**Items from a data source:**
>> BEGIN

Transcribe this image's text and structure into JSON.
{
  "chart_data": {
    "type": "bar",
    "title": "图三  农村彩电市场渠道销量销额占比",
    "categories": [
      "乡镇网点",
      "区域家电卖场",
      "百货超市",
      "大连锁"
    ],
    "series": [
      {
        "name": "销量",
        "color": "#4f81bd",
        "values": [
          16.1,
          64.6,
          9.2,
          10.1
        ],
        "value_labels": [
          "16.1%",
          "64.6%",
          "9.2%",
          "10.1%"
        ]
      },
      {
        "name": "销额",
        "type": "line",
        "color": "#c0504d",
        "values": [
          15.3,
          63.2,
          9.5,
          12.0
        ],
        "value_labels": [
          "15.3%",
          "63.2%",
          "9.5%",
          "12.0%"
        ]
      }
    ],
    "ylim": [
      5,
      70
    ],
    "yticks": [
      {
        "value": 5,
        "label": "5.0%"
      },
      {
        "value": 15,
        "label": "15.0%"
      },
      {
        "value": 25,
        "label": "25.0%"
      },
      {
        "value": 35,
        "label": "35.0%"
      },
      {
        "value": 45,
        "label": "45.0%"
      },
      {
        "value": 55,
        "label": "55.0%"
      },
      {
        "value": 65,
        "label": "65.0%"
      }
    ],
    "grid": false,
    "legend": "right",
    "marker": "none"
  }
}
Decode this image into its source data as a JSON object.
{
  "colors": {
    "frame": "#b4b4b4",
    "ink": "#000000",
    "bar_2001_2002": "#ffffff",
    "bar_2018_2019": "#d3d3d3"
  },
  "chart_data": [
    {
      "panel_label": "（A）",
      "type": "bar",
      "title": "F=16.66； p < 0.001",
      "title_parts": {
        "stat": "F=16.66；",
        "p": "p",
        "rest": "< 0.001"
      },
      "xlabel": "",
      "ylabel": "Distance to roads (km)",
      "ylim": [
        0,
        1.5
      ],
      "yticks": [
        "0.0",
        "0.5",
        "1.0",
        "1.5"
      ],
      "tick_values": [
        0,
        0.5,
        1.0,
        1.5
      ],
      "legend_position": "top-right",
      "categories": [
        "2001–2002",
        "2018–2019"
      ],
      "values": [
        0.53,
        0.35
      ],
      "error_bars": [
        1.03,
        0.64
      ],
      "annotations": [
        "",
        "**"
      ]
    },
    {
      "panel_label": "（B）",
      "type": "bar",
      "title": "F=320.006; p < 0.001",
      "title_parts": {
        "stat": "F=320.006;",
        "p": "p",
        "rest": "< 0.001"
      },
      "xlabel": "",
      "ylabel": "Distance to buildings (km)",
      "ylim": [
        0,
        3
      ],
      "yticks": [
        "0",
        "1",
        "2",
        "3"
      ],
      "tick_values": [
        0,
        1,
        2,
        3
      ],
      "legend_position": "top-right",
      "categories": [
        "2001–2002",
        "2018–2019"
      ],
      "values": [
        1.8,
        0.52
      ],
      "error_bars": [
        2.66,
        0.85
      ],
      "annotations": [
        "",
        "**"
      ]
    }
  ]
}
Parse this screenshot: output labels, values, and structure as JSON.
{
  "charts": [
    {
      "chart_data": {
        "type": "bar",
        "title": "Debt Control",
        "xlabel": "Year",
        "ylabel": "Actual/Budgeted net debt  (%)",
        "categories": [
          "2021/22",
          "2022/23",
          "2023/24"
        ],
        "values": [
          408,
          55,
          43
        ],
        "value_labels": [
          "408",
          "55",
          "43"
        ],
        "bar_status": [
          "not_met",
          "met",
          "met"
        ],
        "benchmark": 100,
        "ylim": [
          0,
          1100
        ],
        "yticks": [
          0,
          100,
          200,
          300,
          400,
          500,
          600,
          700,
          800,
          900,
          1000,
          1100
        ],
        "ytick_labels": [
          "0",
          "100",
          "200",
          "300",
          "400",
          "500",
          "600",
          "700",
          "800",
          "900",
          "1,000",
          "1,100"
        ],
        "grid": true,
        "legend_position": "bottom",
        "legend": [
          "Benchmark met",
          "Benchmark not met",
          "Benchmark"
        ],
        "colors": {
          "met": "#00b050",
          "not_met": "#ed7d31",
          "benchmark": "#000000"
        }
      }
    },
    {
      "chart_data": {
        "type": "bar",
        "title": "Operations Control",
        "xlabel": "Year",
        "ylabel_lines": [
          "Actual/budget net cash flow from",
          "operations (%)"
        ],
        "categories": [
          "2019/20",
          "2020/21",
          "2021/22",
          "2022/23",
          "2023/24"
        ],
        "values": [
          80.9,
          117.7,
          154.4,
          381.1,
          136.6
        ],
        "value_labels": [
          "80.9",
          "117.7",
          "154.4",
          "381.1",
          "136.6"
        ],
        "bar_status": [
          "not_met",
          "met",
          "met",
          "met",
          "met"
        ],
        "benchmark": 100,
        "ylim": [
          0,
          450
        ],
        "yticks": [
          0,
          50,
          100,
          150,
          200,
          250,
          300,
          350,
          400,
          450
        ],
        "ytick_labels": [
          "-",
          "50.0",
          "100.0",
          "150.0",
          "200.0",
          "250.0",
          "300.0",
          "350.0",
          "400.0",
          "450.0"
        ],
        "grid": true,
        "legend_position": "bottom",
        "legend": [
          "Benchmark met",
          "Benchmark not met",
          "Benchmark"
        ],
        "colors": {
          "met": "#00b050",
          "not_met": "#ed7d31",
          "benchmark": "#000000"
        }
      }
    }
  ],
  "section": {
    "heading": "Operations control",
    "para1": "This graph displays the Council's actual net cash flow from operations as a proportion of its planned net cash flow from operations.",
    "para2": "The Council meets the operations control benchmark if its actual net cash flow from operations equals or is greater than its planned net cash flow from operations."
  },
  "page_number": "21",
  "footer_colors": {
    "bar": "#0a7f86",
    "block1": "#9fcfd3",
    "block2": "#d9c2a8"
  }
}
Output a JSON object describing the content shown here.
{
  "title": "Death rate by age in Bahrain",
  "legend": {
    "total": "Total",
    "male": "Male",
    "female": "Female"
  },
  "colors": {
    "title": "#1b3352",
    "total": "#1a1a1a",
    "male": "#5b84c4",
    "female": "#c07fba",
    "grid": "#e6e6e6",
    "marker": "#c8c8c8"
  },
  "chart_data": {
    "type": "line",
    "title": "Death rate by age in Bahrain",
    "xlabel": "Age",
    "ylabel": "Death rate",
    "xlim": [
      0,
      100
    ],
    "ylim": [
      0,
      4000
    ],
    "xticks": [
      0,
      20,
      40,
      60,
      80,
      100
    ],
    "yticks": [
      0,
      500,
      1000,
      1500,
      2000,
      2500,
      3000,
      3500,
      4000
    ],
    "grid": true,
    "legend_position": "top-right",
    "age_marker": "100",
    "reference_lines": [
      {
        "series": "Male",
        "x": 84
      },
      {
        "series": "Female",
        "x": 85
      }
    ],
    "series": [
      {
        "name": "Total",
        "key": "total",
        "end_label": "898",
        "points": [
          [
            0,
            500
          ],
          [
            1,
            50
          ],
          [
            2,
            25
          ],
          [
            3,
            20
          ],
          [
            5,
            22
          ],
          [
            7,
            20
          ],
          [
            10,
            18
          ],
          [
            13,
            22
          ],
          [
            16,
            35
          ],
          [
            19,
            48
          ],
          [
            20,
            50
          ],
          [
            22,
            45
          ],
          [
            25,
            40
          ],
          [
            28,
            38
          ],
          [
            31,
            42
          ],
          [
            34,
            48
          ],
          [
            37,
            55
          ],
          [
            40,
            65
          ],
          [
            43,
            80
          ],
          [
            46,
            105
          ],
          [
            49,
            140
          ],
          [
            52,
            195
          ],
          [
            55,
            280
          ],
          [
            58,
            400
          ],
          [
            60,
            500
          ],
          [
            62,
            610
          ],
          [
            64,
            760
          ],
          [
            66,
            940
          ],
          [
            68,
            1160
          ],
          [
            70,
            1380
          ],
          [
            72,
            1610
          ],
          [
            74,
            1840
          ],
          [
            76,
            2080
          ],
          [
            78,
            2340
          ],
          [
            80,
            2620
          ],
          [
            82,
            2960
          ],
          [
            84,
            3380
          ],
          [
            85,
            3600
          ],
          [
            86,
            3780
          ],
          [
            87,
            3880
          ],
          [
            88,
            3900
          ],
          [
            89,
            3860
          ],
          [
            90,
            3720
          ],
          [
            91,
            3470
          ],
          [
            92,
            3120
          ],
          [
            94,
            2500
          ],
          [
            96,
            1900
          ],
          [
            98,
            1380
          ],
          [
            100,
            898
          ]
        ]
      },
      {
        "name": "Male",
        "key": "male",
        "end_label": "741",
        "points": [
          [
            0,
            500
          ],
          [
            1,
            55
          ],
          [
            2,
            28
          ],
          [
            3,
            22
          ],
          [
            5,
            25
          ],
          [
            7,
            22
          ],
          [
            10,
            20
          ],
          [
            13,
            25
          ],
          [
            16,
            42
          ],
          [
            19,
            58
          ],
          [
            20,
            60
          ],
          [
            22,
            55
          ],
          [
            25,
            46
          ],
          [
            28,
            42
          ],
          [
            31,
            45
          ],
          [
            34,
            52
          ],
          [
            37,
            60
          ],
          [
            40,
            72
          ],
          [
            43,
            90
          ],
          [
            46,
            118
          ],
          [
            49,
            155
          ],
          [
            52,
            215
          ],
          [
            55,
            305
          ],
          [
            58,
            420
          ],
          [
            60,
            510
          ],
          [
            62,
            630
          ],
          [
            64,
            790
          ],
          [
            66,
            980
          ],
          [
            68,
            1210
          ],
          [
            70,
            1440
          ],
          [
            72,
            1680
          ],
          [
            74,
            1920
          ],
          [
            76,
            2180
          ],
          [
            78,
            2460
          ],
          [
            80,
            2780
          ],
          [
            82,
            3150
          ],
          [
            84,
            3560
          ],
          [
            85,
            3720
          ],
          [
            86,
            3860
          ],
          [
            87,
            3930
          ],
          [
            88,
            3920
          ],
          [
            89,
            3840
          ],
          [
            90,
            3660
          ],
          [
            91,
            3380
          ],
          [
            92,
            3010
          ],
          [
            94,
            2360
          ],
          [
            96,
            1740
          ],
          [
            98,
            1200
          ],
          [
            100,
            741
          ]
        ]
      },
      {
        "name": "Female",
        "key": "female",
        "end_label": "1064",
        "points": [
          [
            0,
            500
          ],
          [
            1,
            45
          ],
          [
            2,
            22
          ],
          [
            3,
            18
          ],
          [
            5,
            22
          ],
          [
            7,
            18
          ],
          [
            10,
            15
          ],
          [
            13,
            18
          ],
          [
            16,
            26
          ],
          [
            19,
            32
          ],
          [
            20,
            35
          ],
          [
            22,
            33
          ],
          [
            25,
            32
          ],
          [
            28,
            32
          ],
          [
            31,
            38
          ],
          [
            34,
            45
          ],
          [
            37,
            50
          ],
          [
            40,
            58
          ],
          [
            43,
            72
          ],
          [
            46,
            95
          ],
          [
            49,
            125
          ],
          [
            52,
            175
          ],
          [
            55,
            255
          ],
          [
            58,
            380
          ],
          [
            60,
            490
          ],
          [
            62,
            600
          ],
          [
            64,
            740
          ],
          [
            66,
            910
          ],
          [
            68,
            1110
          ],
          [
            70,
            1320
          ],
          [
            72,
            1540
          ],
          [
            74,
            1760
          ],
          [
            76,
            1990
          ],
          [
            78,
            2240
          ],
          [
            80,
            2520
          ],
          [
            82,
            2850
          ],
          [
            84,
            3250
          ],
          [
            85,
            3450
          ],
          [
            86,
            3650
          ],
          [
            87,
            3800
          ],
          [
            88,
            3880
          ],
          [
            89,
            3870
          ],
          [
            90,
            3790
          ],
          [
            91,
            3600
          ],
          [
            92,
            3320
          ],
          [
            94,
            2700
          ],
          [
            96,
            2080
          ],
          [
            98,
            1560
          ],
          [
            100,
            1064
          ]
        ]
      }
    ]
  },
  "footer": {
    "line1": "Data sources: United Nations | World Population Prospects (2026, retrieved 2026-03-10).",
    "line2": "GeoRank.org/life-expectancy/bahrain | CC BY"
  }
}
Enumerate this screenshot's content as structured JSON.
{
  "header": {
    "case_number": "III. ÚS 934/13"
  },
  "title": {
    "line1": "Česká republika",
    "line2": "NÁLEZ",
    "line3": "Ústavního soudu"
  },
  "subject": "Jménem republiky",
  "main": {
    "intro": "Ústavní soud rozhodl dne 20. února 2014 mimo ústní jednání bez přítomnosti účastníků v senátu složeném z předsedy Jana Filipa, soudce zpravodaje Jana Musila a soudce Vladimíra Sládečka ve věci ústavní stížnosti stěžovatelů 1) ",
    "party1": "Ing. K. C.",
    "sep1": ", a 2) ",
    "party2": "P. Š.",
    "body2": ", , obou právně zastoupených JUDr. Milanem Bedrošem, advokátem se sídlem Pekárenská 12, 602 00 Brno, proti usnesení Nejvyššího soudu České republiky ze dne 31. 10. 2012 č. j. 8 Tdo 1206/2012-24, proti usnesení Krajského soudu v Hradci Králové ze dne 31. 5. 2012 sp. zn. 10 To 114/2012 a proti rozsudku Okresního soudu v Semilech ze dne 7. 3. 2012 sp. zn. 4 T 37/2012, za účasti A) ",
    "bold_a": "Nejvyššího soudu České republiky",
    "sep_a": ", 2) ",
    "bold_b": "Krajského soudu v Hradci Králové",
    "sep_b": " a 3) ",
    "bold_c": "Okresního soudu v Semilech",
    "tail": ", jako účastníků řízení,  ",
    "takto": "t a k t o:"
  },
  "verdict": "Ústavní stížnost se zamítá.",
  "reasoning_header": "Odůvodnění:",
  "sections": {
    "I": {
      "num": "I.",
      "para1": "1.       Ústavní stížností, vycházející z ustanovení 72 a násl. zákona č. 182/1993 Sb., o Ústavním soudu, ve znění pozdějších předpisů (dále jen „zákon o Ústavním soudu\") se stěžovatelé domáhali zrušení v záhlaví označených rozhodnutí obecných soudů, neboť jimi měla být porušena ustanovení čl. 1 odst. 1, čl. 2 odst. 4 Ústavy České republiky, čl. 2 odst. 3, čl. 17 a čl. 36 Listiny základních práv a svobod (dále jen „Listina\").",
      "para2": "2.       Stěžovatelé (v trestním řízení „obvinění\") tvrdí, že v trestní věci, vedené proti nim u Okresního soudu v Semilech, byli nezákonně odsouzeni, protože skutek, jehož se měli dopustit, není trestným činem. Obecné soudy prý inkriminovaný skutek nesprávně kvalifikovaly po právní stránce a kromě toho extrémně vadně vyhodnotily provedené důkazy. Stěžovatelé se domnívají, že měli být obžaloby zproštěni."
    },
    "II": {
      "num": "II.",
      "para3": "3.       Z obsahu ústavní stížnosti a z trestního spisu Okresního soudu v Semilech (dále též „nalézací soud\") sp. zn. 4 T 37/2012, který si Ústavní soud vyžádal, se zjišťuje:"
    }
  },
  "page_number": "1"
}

>> END

**YOUR OBJECTIVE:** Using the listing, copy every line where the word "dále" shows up.

**TASK SOLUTION:**
      "para1": "1.       Ústavní stížností, vycházející z ustanovení 72 a násl. zákona č. 182/1993 Sb., o Ústavním soudu, ve znění pozdějších předpisů (dále jen „zákon o Ústavním soudu\") se stěžovatelé domáhali zrušení v záhlaví označených rozhodnutí obecných soudů, neboť jimi měla být porušena ustanovení čl. 1 odst. 1, čl. 2 odst. 4 Ústavy České republiky, čl. 2 odst. 3, čl. 17 a čl. 36 Listiny základních práv a svobod (dále jen „Listina\").",
      "para3": "3.       Z obsahu ústavní stížnosti a z trestního spisu Okresního soudu v Semilech (dále též „nalézací soud\") sp. zn. 4 T 37/2012, který si Ústavní soud vyžádal, se zjišťuje:"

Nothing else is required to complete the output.